LO QUE SE PIDE -
Reproduce sin cambios el pasaje del texto sobre la seguridad aérea que empieza en las palabras «Tener a un piloto» y termina después de «pasajeros y tripulantes.».

FRAGMENTO DEL DOCUMENTO -
◇ ◇ ◇
En la mayoría de los documentos analizados, la firma o autorización que aparece corresponde al responsable de operaciones de vuelo de la compañía. Su puesto lo convierte en el eslabón «central» de la cadena, a juicio de las citadas fuentes, ya que es «quien asigna tripulaciones, aprueba planes de vuelo y firma las comunicaciones internas». Por tanto, tanto a efectos «administrativos como penales», es una figura «de referencia obligada».

Tener a un piloto no cualificado al mando de un avión de pasajeros en largo radio supone, en la práctica, poner en peligro la vida de los pasajeros. Esta conducta puede constituir una infracción muy grave de la ley de Seguridad Aérea, un delito contra la seguridad del tráfico aéreo, según el artículo 385 del Código Penal, y en última instancia la asunción de responsabilidades civiles por parte de la compañía frente a pasajeros y tripulantes.
◇ ◇ ◇
DATOS PROPORCIONADOS -
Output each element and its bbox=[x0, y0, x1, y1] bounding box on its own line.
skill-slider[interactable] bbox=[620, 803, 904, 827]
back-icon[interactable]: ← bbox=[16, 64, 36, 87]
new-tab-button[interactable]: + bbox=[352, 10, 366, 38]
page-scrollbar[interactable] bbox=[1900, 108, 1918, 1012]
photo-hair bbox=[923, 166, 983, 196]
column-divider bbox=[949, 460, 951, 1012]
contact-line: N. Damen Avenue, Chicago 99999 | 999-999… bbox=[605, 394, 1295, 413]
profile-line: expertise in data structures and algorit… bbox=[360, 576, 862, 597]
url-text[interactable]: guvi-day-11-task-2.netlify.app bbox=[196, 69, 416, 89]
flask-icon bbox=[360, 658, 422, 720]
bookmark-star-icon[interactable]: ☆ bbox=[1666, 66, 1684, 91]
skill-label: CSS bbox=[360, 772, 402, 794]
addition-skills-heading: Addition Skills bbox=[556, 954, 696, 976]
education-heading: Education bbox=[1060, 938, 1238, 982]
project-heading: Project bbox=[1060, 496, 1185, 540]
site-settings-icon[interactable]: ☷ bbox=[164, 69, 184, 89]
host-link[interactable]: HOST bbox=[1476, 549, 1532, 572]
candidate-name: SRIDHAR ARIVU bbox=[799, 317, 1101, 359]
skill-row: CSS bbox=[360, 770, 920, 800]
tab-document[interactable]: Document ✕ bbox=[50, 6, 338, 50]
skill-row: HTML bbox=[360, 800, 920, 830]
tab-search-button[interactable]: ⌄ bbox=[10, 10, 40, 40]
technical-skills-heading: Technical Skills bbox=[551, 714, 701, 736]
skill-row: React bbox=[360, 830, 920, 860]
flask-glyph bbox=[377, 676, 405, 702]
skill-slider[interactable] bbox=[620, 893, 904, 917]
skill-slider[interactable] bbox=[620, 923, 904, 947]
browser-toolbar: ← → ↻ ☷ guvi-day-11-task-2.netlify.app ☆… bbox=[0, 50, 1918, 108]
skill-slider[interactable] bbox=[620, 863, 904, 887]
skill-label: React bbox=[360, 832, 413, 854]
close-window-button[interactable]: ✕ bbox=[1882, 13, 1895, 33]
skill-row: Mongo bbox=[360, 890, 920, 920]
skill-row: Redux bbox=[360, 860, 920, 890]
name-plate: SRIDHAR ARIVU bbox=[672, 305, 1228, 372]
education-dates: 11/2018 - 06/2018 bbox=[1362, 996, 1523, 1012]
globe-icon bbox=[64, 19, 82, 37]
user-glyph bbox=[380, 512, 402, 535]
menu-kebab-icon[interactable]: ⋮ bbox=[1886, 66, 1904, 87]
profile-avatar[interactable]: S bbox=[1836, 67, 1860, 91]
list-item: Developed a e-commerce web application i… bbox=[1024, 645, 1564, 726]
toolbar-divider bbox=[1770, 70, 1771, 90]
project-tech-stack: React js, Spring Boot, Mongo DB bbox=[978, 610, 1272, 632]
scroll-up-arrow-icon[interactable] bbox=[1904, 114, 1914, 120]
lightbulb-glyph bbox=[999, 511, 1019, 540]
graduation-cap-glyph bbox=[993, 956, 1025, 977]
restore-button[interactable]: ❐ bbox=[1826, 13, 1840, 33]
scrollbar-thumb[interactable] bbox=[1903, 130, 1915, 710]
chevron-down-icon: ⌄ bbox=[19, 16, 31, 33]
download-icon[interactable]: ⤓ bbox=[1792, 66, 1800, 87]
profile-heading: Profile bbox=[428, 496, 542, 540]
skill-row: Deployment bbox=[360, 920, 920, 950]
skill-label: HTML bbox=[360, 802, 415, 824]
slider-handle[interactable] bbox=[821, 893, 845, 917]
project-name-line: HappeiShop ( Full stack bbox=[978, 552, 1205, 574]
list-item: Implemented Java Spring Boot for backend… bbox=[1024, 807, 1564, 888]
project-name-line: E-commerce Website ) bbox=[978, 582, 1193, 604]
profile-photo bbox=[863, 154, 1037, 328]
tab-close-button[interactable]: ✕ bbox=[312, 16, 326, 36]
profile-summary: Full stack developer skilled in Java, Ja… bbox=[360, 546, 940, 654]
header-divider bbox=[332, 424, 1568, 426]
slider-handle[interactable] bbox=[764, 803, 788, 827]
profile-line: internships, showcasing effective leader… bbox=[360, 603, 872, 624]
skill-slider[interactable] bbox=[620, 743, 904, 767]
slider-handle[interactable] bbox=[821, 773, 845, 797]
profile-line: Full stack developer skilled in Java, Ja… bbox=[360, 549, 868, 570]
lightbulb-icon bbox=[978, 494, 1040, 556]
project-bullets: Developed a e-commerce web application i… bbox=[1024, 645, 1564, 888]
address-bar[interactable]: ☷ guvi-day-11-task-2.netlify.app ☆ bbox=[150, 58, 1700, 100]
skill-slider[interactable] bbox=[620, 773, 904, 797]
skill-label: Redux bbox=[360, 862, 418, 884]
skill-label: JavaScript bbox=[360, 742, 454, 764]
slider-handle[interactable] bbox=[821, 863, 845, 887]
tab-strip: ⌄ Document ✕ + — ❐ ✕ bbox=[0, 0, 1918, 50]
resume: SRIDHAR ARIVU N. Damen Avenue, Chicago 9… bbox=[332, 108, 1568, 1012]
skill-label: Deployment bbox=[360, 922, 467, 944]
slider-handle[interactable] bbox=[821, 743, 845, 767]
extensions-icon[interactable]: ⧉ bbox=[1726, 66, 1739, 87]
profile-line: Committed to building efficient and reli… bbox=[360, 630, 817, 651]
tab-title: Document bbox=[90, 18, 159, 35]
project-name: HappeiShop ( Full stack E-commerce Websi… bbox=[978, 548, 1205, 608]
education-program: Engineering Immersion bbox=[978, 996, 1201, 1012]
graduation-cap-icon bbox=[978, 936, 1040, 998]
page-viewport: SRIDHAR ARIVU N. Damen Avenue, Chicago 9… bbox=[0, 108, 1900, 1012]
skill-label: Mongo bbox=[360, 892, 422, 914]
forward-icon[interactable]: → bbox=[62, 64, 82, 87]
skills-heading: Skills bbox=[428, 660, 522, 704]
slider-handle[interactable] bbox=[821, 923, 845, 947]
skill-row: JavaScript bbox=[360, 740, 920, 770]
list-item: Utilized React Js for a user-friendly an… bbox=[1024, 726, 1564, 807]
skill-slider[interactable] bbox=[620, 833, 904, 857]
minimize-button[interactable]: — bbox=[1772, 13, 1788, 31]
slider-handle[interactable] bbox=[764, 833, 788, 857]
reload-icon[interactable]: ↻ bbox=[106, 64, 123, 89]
◇ ◇ ◇
RESPUESTA -
Tener a un piloto no cualificado al mando de un avión de pasajeros en largo radio supone, en la práctica, poner en peligro la vida de los pasajeros. Esta conducta puede constituir una infracción muy grave de la ley de Seguridad Aérea, un delito contra la seguridad del tráfico aéreo, según el artículo 385 del Código Penal, y en última instancia la asunción de responsabilidades civiles por parte de la compañía frente a pasajeros y tripulantes.